■ Instructions to follow
Review the listing and copy each line that holds the word "this".

A run of records:
::::::
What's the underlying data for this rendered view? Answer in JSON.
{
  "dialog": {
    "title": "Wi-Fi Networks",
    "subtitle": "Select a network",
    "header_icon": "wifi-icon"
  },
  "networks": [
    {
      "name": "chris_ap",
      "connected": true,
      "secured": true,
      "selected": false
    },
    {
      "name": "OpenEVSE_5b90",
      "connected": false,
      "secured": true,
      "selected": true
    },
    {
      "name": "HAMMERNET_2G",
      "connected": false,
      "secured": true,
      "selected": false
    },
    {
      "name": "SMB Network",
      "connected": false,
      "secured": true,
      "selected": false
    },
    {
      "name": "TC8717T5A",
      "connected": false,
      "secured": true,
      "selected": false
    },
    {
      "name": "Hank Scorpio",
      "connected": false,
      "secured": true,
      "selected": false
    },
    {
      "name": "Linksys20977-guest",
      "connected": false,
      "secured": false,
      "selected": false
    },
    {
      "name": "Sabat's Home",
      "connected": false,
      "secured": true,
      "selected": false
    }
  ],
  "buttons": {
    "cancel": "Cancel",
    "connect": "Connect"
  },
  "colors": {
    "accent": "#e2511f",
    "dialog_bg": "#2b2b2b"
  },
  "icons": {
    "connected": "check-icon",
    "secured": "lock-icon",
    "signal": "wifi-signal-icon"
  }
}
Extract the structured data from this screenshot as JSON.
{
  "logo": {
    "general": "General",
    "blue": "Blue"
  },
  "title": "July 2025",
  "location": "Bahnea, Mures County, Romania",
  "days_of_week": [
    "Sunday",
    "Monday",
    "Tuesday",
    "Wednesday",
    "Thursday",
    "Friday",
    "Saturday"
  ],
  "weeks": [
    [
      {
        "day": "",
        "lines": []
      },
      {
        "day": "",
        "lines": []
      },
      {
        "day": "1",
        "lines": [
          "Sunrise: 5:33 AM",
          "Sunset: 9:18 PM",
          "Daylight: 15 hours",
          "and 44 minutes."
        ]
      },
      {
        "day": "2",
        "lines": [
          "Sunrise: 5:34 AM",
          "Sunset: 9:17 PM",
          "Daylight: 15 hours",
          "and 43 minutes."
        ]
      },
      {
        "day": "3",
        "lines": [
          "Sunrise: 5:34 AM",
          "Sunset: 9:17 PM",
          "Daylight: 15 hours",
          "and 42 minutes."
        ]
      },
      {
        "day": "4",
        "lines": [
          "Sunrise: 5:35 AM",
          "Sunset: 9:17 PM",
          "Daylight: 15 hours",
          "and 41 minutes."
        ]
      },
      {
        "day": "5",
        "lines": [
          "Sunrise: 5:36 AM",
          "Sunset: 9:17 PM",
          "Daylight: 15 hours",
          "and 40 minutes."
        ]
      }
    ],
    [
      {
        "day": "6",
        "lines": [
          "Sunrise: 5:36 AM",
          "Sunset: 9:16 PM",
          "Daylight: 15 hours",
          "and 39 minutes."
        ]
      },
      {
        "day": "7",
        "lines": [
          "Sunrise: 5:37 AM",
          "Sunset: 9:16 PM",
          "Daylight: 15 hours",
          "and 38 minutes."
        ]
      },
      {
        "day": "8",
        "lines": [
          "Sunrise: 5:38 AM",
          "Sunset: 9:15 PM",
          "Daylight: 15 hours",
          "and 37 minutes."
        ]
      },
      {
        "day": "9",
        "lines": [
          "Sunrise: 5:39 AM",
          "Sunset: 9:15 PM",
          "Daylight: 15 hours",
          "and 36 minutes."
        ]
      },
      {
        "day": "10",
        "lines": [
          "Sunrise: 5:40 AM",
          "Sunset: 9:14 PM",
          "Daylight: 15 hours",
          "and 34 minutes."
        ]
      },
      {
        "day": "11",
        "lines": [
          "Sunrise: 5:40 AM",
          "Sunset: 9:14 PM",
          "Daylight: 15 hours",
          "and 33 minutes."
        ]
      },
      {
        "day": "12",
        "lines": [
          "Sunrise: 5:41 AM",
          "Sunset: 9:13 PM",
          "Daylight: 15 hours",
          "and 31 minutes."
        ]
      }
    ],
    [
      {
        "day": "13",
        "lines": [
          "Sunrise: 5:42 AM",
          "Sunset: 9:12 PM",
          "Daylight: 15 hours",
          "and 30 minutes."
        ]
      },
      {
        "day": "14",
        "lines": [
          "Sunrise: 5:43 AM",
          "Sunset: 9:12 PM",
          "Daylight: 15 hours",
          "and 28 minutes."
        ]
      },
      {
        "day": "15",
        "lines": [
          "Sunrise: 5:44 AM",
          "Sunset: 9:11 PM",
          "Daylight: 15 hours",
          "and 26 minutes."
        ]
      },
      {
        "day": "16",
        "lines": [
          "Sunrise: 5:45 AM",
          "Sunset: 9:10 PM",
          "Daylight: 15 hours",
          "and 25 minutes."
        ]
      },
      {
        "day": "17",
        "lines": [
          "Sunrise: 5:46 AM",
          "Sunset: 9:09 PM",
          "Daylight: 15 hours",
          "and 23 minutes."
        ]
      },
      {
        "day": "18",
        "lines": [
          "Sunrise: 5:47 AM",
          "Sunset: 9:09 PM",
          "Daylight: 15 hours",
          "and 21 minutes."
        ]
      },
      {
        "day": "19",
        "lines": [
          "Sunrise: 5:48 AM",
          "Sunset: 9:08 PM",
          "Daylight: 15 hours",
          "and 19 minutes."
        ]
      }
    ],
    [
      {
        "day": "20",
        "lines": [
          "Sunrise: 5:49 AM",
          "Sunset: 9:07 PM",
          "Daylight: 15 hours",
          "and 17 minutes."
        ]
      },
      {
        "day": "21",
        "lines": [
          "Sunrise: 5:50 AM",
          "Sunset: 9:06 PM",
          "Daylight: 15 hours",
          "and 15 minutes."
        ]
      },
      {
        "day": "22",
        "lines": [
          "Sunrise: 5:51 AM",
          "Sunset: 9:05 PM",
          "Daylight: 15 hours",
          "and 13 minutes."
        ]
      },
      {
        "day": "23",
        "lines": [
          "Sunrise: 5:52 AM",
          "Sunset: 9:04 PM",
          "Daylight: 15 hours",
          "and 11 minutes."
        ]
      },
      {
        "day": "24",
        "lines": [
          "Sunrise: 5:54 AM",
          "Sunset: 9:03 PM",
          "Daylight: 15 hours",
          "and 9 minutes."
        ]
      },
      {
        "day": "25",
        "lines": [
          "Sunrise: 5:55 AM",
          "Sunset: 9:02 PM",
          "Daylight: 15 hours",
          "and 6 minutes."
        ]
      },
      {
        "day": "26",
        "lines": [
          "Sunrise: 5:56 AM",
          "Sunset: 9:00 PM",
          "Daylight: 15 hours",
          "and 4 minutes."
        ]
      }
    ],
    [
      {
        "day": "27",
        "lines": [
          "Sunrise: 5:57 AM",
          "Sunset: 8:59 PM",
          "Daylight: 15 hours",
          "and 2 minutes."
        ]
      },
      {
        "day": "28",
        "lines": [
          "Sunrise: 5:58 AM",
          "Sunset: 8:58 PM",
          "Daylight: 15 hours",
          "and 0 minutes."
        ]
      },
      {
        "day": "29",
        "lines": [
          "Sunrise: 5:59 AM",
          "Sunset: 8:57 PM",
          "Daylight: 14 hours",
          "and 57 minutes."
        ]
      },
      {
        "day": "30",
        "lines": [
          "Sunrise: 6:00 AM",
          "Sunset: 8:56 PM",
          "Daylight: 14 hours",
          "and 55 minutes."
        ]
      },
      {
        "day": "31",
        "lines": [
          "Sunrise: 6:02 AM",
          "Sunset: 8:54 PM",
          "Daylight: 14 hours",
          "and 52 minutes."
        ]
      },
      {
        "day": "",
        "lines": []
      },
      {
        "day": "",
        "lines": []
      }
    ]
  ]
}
::::::
■ Answer to the exercise
What's the underlying data for this rendered view? Answer in JSON.
Extract the structured data from this screenshot as JSON.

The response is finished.